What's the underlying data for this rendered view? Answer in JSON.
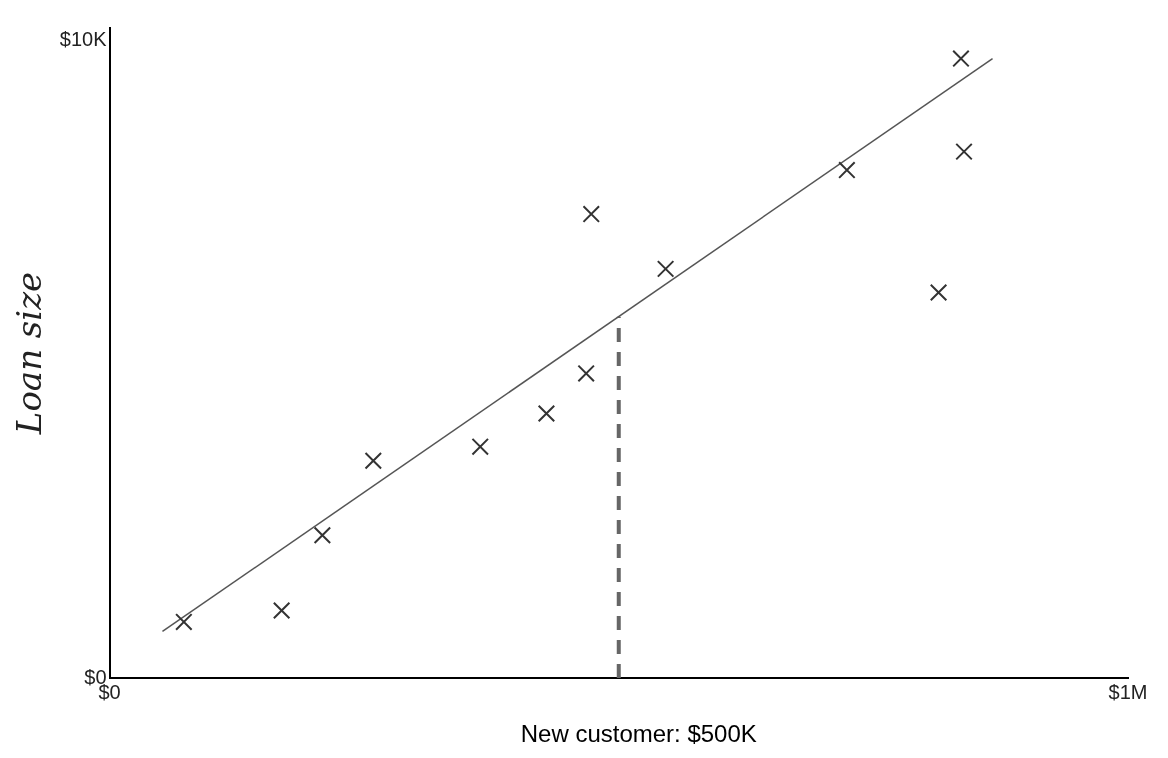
{
  "chart_data": {
    "type": "scatter",
    "ylabel": "Loan size",
    "xlim": [
      0,
      1000000
    ],
    "ylim": [
      0,
      10.2
    ],
    "xticks": [
      {
        "value": 0,
        "label": "$0"
      },
      {
        "value": 1000000,
        "label": "$1M"
      }
    ],
    "yticks": [
      {
        "value": 0,
        "label": "$0"
      },
      {
        "value": 10,
        "label": "$10K"
      }
    ],
    "grid": false,
    "legend": false,
    "series": [
      {
        "marker": "cross",
        "color": "#333333",
        "x": [
          73000,
          169000,
          209000,
          259000,
          364000,
          429000,
          468000,
          473000,
          546000,
          724000,
          814000,
          839000,
          836000
        ],
        "values": [
          0.88,
          1.06,
          2.24,
          3.41,
          3.63,
          4.15,
          4.78,
          7.28,
          6.42,
          7.97,
          6.05,
          8.26,
          9.72
        ]
      },
      {
        "type": "line",
        "color": "#555555",
        "line_style": "solid",
        "x": [
          52000,
          867000
        ],
        "values": [
          0.73,
          9.72
        ]
      },
      {
        "type": "line",
        "color": "#666666",
        "line_style": "dashed",
        "x": [
          500000,
          500000
        ],
        "values": [
          0,
          5.67
        ]
      }
    ],
    "annotations": [
      "New customer: $500K"
    ]
  }
}
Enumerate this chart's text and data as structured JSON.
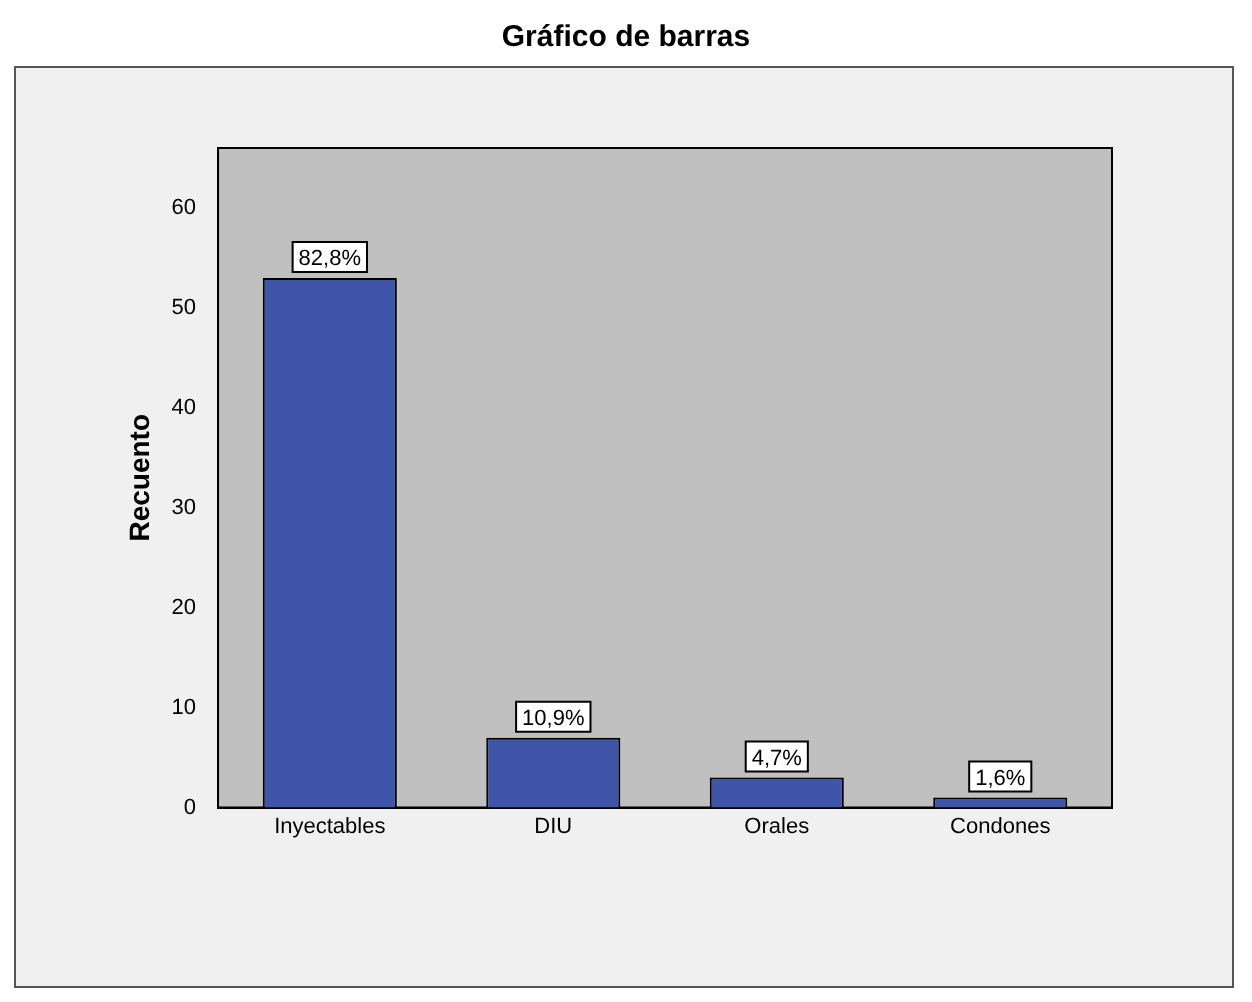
{
  "chart_data": {
    "type": "bar",
    "title": "Gráfico de barras",
    "ylabel": "Recuento",
    "categories": [
      "Inyectables",
      "DIU",
      "Orales",
      "Condones"
    ],
    "values": [
      53,
      7,
      3,
      1
    ],
    "annotations": [
      {
        "text": "82,8%",
        "x": "Inyectables",
        "y": 53
      },
      {
        "text": "10,9%",
        "x": "DIU",
        "y": 7
      },
      {
        "text": "4,7%",
        "x": "Orales",
        "y": 3
      },
      {
        "text": "1,6%",
        "x": "Condones",
        "y": 1
      }
    ],
    "color": "#3f56a8",
    "ylim": [
      0,
      66
    ],
    "yticks": [
      0,
      10,
      20,
      30,
      40,
      50,
      60
    ],
    "grid": false,
    "legend": false
  }
}
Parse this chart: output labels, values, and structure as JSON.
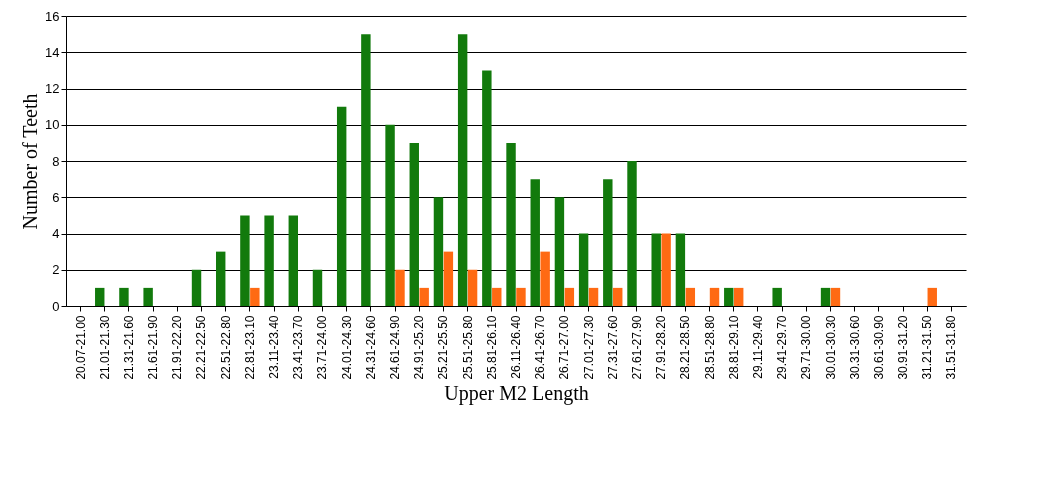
{
  "chart_data": {
    "type": "bar",
    "xlabel": "Upper M2 Length",
    "ylabel": "Number of Teeth",
    "categories": [
      "20.07-21.00",
      "21.01-21.30",
      "21.31-21.60",
      "21.61-21.90",
      "21.91-22.20",
      "22.21-22.50",
      "22.51-22.80",
      "22.81-23.10",
      "23.11-23.40",
      "23.41-23.70",
      "23.71-24.00",
      "24.01-24.30",
      "24.31-24.60",
      "24.61-24.90",
      "24.91-25.20",
      "25.21-25.50",
      "25.51-25.80",
      "25.81-26.10",
      "26.11-26.40",
      "26.41-26.70",
      "26.71-27.00",
      "27.01-27.30",
      "27.31-27.60",
      "27.61-27.90",
      "27.91-28.20",
      "28.21-28.50",
      "28.51-28.80",
      "28.81-29.10",
      "29.11-29.40",
      "29.41-29.70",
      "29.71-30.00",
      "30.01-30.30",
      "30.31-30.60",
      "30.61-30.90",
      "30.91-31.20",
      "31.21-31.50",
      "31.51-31.80"
    ],
    "series": [
      {
        "color": "#127a0c",
        "values": [
          0,
          1,
          1,
          1,
          0,
          2,
          3,
          5,
          5,
          5,
          2,
          11,
          15,
          10,
          9,
          6,
          15,
          13,
          9,
          7,
          6,
          4,
          7,
          8,
          4,
          4,
          0,
          1,
          0,
          1,
          0,
          1,
          0,
          0,
          0,
          0,
          0
        ]
      },
      {
        "color": "#ff6a13",
        "values": [
          0,
          0,
          0,
          0,
          0,
          0,
          0,
          1,
          0,
          0,
          0,
          0,
          0,
          2,
          1,
          3,
          2,
          1,
          1,
          3,
          1,
          1,
          1,
          0,
          4,
          1,
          1,
          1,
          0,
          0,
          0,
          1,
          0,
          0,
          0,
          1,
          0
        ]
      }
    ],
    "ylim": [
      0,
      16
    ],
    "yticks": [
      0,
      2,
      4,
      6,
      8,
      10,
      12,
      14,
      16
    ],
    "grid": "y",
    "legend": false
  }
}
------------------------------------------------
● **Task prompt**
Without the pictures, extract every entry verbatim.

● **Result for this task**
What's the underlying data for this rendered view? Answer in JSON.
{
  "chart_data": {
    "type": "scatter",
    "ylabel": "Loan size",
    "xlim": [
      0,
      1000000
    ],
    "ylim": [
      0,
      10.2
    ],
    "xticks": [
      {
        "value": 0,
        "label": "$0"
      },
      {
        "value": 1000000,
        "label": "$1M"
      }
    ],
    "yticks": [
      {
        "value": 0,
        "label": "$0"
      },
      {
        "value": 10,
        "label": "$10K"
      }
    ],
    "grid": false,
    "legend": false,
    "series": [
      {
        "marker": "cross",
        "color": "#333333",
        "x": [
          73000,
          169000,
          209000,
          259000,
          364000,
          429000,
          468000,
          473000,
          546000,
          724000,
          814000,
          839000,
          836000
        ],
        "values": [
          0.88,
          1.06,
          2.24,
          3.41,
          3.63,
          4.15,
          4.78,
          7.28,
          6.42,
          7.97,
          6.05,
          8.26,
          9.72
        ]
      },
      {
        "type": "line",
        "color": "#555555",
        "line_style": "solid",
        "x": [
          52000,
          867000
        ],
        "values": [
          0.73,
          9.72
        ]
      },
      {
        "type": "line",
        "color": "#666666",
        "line_style": "dashed",
        "x": [
          500000,
          500000
        ],
        "values": [
          0,
          5.67
        ]
      }
    ],
    "annotations": [
      "New customer: $500K"
    ]
  }
}
Enumerate this chart's text and data as structured JSON.
{
  "chart_data": {
    "type": "bar",
    "title": "Gráfico de barras",
    "ylabel": "Recuento",
    "categories": [
      "Inyectables",
      "DIU",
      "Orales",
      "Condones"
    ],
    "values": [
      53,
      7,
      3,
      1
    ],
    "annotations": [
      {
        "text": "82,8%",
        "x": "Inyectables",
        "y": 53
      },
      {
        "text": "10,9%",
        "x": "DIU",
        "y": 7
      },
      {
        "text": "4,7%",
        "x": "Orales",
        "y": 3
      },
      {
        "text": "1,6%",
        "x": "Condones",
        "y": 1
      }
    ],
    "color": "#3f56a8",
    "ylim": [
      0,
      66
    ],
    "yticks": [
      0,
      10,
      20,
      30,
      40,
      50,
      60
    ],
    "grid": false,
    "legend": false
  }
}
Parse this chart: output labels, values, and structure as JSON.
{
  "chart_data": {
    "type": "bar",
    "xlabel": "Upper M2 Length",
    "ylabel": "Number of Teeth",
    "categories": [
      "20.07-21.00",
      "21.01-21.30",
      "21.31-21.60",
      "21.61-21.90",
      "21.91-22.20",
      "22.21-22.50",
      "22.51-22.80",
      "22.81-23.10",
      "23.11-23.40",
      "23.41-23.70",
      "23.71-24.00",
      "24.01-24.30",
      "24.31-24.60",
      "24.61-24.90",
      "24.91-25.20",
      "25.21-25.50",
      "25.51-25.80",
      "25.81-26.10",
      "26.11-26.40",
      "26.41-26.70",
      "26.71-27.00",
      "27.01-27.30",
      "27.31-27.60",
      "27.61-27.90",
      "27.91-28.20",
      "28.21-28.50",
      "28.51-28.80",
      "28.81-29.10",
      "29.11-29.40",
      "29.41-29.70",
      "29.71-30.00",
      "30.01-30.30",
      "30.31-30.60",
      "30.61-30.90",
      "30.91-31.20",
      "31.21-31.50",
      "31.51-31.80"
    ],
    "series": [
      {
        "color": "#127a0c",
        "values": [
          0,
          1,
          1,
          1,
          0,
          2,
          3,
          5,
          5,
          5,
          2,
          11,
          15,
          10,
          9,
          6,
          15,
          13,
          9,
          7,
          6,
          4,
          7,
          8,
          4,
          4,
          0,
          1,
          0,
          1,
          0,
          1,
          0,
          0,
          0,
          0,
          0
        ]
      },
      {
        "color": "#ff6a13",
        "values": [
          0,
          0,
          0,
          0,
          0,
          0,
          0,
          1,
          0,
          0,
          0,
          0,
          0,
          2,
          1,
          3,
          2,
          1,
          1,
          3,
          1,
          1,
          1,
          0,
          4,
          1,
          1,
          1,
          0,
          0,
          0,
          1,
          0,
          0,
          0,
          1,
          0
        ]
      }
    ],
    "ylim": [
      0,
      16
    ],
    "yticks": [
      0,
      2,
      4,
      6,
      8,
      10,
      12,
      14,
      16
    ],
    "grid": "y",
    "legend": false
  }
}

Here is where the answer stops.